Supplied information
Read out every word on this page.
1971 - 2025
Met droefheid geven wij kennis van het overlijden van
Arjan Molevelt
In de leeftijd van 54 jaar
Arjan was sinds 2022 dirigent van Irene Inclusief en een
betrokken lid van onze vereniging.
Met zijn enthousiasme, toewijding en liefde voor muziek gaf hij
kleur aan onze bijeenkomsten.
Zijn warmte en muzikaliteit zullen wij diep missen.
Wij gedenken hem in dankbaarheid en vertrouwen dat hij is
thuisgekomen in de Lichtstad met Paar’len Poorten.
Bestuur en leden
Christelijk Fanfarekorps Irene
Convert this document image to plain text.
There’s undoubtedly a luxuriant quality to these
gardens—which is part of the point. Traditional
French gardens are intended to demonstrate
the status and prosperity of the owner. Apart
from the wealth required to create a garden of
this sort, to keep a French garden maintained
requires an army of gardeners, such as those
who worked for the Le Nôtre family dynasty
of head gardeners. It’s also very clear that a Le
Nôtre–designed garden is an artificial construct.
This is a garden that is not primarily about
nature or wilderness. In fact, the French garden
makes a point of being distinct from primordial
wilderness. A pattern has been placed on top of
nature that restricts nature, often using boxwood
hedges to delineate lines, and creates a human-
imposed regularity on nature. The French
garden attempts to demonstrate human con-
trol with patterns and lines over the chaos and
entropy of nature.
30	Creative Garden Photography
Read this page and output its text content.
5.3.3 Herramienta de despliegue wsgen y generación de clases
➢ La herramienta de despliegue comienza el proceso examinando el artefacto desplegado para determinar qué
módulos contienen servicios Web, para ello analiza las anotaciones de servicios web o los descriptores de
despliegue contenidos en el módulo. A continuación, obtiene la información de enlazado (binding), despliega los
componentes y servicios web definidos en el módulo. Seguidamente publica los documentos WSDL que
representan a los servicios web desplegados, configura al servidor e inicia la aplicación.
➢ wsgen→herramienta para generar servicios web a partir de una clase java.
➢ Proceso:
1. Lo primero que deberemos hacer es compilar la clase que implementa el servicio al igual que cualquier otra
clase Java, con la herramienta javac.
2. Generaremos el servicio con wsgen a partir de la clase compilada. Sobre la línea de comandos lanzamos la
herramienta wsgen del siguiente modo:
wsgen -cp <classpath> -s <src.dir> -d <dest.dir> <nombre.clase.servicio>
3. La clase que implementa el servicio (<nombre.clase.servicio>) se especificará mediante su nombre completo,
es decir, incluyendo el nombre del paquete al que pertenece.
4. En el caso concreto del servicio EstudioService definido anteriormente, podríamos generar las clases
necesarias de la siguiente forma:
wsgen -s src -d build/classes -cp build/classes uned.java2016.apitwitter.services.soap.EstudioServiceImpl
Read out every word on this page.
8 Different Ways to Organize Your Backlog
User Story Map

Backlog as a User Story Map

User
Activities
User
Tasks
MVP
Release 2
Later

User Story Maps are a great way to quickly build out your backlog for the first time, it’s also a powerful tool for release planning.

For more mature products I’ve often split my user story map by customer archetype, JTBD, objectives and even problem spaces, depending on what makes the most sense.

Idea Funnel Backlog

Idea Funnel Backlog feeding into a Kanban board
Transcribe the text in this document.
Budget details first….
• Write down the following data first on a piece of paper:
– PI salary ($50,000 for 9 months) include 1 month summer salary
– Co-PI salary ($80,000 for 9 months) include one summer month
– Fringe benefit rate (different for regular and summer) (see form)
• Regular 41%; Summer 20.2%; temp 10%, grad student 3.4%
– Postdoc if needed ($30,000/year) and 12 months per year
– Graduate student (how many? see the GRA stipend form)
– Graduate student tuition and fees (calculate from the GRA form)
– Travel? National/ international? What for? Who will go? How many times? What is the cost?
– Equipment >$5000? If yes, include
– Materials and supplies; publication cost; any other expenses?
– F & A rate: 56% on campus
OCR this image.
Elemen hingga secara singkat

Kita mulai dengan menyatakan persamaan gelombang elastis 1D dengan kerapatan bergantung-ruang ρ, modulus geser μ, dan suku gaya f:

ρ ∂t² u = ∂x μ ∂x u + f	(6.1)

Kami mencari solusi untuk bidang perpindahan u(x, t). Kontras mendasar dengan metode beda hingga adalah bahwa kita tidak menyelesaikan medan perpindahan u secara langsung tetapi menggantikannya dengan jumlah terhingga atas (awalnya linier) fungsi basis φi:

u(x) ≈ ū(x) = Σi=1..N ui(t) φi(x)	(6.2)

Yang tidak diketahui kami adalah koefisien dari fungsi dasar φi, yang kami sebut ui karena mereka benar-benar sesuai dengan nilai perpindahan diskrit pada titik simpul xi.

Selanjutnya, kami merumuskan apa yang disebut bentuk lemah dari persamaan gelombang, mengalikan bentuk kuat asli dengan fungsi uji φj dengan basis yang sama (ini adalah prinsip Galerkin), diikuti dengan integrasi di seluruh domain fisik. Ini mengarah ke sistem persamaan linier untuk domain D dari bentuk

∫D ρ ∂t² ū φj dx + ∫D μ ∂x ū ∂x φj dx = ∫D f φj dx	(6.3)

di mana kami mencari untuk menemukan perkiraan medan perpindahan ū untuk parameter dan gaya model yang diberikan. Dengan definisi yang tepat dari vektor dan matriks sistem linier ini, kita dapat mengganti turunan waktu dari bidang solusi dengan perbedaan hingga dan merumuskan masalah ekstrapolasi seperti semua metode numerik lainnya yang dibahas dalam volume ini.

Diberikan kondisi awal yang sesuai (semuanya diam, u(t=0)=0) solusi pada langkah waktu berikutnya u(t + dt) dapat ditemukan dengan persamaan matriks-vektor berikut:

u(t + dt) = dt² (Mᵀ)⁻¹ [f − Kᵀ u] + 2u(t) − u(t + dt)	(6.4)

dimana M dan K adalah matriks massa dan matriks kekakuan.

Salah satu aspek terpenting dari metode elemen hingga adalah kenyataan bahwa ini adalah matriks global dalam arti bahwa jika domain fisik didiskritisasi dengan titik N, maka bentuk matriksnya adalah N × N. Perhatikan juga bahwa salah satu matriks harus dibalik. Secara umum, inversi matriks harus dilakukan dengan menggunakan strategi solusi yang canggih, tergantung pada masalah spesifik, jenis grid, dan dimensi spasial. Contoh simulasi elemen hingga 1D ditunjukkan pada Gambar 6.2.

Prompt
Print the records above exactly as they appear.

Response
Read out every word on this page.
1971 - 2025
Met droefheid geven wij kennis van het overlijden van
Arjan Molevelt
In de leeftijd van 54 jaar
Arjan was sinds 2022 dirigent van Irene Inclusief en een
betrokken lid van onze vereniging.
Met zijn enthousiasme, toewijding en liefde voor muziek gaf hij
kleur aan onze bijeenkomsten.
Zijn warmte en muzikaliteit zullen wij diep missen.
Wij gedenken hem in dankbaarheid en vertrouwen dat hij is
thuisgekomen in de Lichtstad met Paar’len Poorten.
Bestuur en leden
Christelijk Fanfarekorps Irene
Convert this document image to plain text.
There’s undoubtedly a luxuriant quality to these
gardens—which is part of the point. Traditional
French gardens are intended to demonstrate
the status and prosperity of the owner. Apart
from the wealth required to create a garden of
this sort, to keep a French garden maintained
requires an army of gardeners, such as those
who worked for the Le Nôtre family dynasty
of head gardeners. It’s also very clear that a Le
Nôtre–designed garden is an artificial construct.
This is a garden that is not primarily about
nature or wilderness. In fact, the French garden
makes a point of being distinct from primordial
wilderness. A pattern has been placed on top of
nature that restricts nature, often using boxwood
hedges to delineate lines, and creates a human-
imposed regularity on nature. The French
garden attempts to demonstrate human con-
trol with patterns and lines over the chaos and
entropy of nature.
30	Creative Garden Photography
Read this page and output its text content.
5.3.3 Herramienta de despliegue wsgen y generación de clases
➢ La herramienta de despliegue comienza el proceso examinando el artefacto desplegado para determinar qué
módulos contienen servicios Web, para ello analiza las anotaciones de servicios web o los descriptores de
despliegue contenidos en el módulo. A continuación, obtiene la información de enlazado (binding), despliega los
componentes y servicios web definidos en el módulo. Seguidamente publica los documentos WSDL que
representan a los servicios web desplegados, configura al servidor e inicia la aplicación.
➢ wsgen→herramienta para generar servicios web a partir de una clase java.
➢ Proceso:
1. Lo primero que deberemos hacer es compilar la clase que implementa el servicio al igual que cualquier otra
clase Java, con la herramienta javac.
2. Generaremos el servicio con wsgen a partir de la clase compilada. Sobre la línea de comandos lanzamos la
herramienta wsgen del siguiente modo:
wsgen -cp <classpath> -s <src.dir> -d <dest.dir> <nombre.clase.servicio>
3. La clase que implementa el servicio (<nombre.clase.servicio>) se especificará mediante su nombre completo,
es decir, incluyendo el nombre del paquete al que pertenece.
4. En el caso concreto del servicio EstudioService definido anteriormente, podríamos generar las clases
necesarias de la siguiente forma:
wsgen -s src -d build/classes -cp build/classes uned.java2016.apitwitter.services.soap.EstudioServiceImpl
Read out every word on this page.
8 Different Ways to Organize Your Backlog
User Story Map

Backlog as a User Story Map

User
Activities
User
Tasks
MVP
Release 2
Later

User Story Maps are a great way to quickly build out your backlog for the first time, it’s also a powerful tool for release planning.

For more mature products I’ve often split my user story map by customer archetype, JTBD, objectives and even problem spaces, depending on what makes the most sense.

Idea Funnel Backlog

Idea Funnel Backlog feeding into a Kanban board
Transcribe the text in this document.
Budget details first….
• Write down the following data first on a piece of paper:
– PI salary ($50,000 for 9 months) include 1 month summer salary
– Co-PI salary ($80,000 for 9 months) include one summer month
– Fringe benefit rate (different for regular and summer) (see form)
• Regular 41%; Summer 20.2%; temp 10%, grad student 3.4%
– Postdoc if needed ($30,000/year) and 12 months per year
– Graduate student (how many? see the GRA stipend form)
– Graduate student tuition and fees (calculate from the GRA form)
– Travel? National/ international? What for? Who will go? How many times? What is the cost?
– Equipment >$5000? If yes, include
– Materials and supplies; publication cost; any other expenses?
– F & A rate: 56% on campus
OCR this image.
Elemen hingga secara singkat

Kita mulai dengan menyatakan persamaan gelombang elastis 1D dengan kerapatan bergantung-ruang ρ, modulus geser μ, dan suku gaya f:

ρ ∂t² u = ∂x μ ∂x u + f	(6.1)

Kami mencari solusi untuk bidang perpindahan u(x, t). Kontras mendasar dengan metode beda hingga adalah bahwa kita tidak menyelesaikan medan perpindahan u secara langsung tetapi menggantikannya dengan jumlah terhingga atas (awalnya linier) fungsi basis φi:

u(x) ≈ ū(x) = Σi=1..N ui(t) φi(x)	(6.2)

Yang tidak diketahui kami adalah koefisien dari fungsi dasar φi, yang kami sebut ui karena mereka benar-benar sesuai dengan nilai perpindahan diskrit pada titik simpul xi.

Selanjutnya, kami merumuskan apa yang disebut bentuk lemah dari persamaan gelombang, mengalikan bentuk kuat asli dengan fungsi uji φj dengan basis yang sama (ini adalah prinsip Galerkin), diikuti dengan integrasi di seluruh domain fisik. Ini mengarah ke sistem persamaan linier untuk domain D dari bentuk

∫D ρ ∂t² ū φj dx + ∫D μ ∂x ū ∂x φj dx = ∫D f φj dx	(6.3)

di mana kami mencari untuk menemukan perkiraan medan perpindahan ū untuk parameter dan gaya model yang diberikan. Dengan definisi yang tepat dari vektor dan matriks sistem linier ini, kita dapat mengganti turunan waktu dari bidang solusi dengan perbedaan hingga dan merumuskan masalah ekstrapolasi seperti semua metode numerik lainnya yang dibahas dalam volume ini.

Diberikan kondisi awal yang sesuai (semuanya diam, u(t=0)=0) solusi pada langkah waktu berikutnya u(t + dt) dapat ditemukan dengan persamaan matriks-vektor berikut:

u(t + dt) = dt² (Mᵀ)⁻¹ [f − Kᵀ u] + 2u(t) − u(t + dt)	(6.4)

dimana M dan K adalah matriks massa dan matriks kekakuan.

Salah satu aspek terpenting dari metode elemen hingga adalah kenyataan bahwa ini adalah matriks global dalam arti bahwa jika domain fisik didiskritisasi dengan titik N, maka bentuk matriksnya adalah N × N. Perhatikan juga bahwa salah satu matriks harus dibalik. Secara umum, inversi matriks harus dilakukan dengan menggunakan strategi solusi yang canggih, tergantung pada masalah spesifik, jenis grid, dan dimensi spasial. Contoh simulasi elemen hingga 1D ditunjukkan pada Gambar 6.2.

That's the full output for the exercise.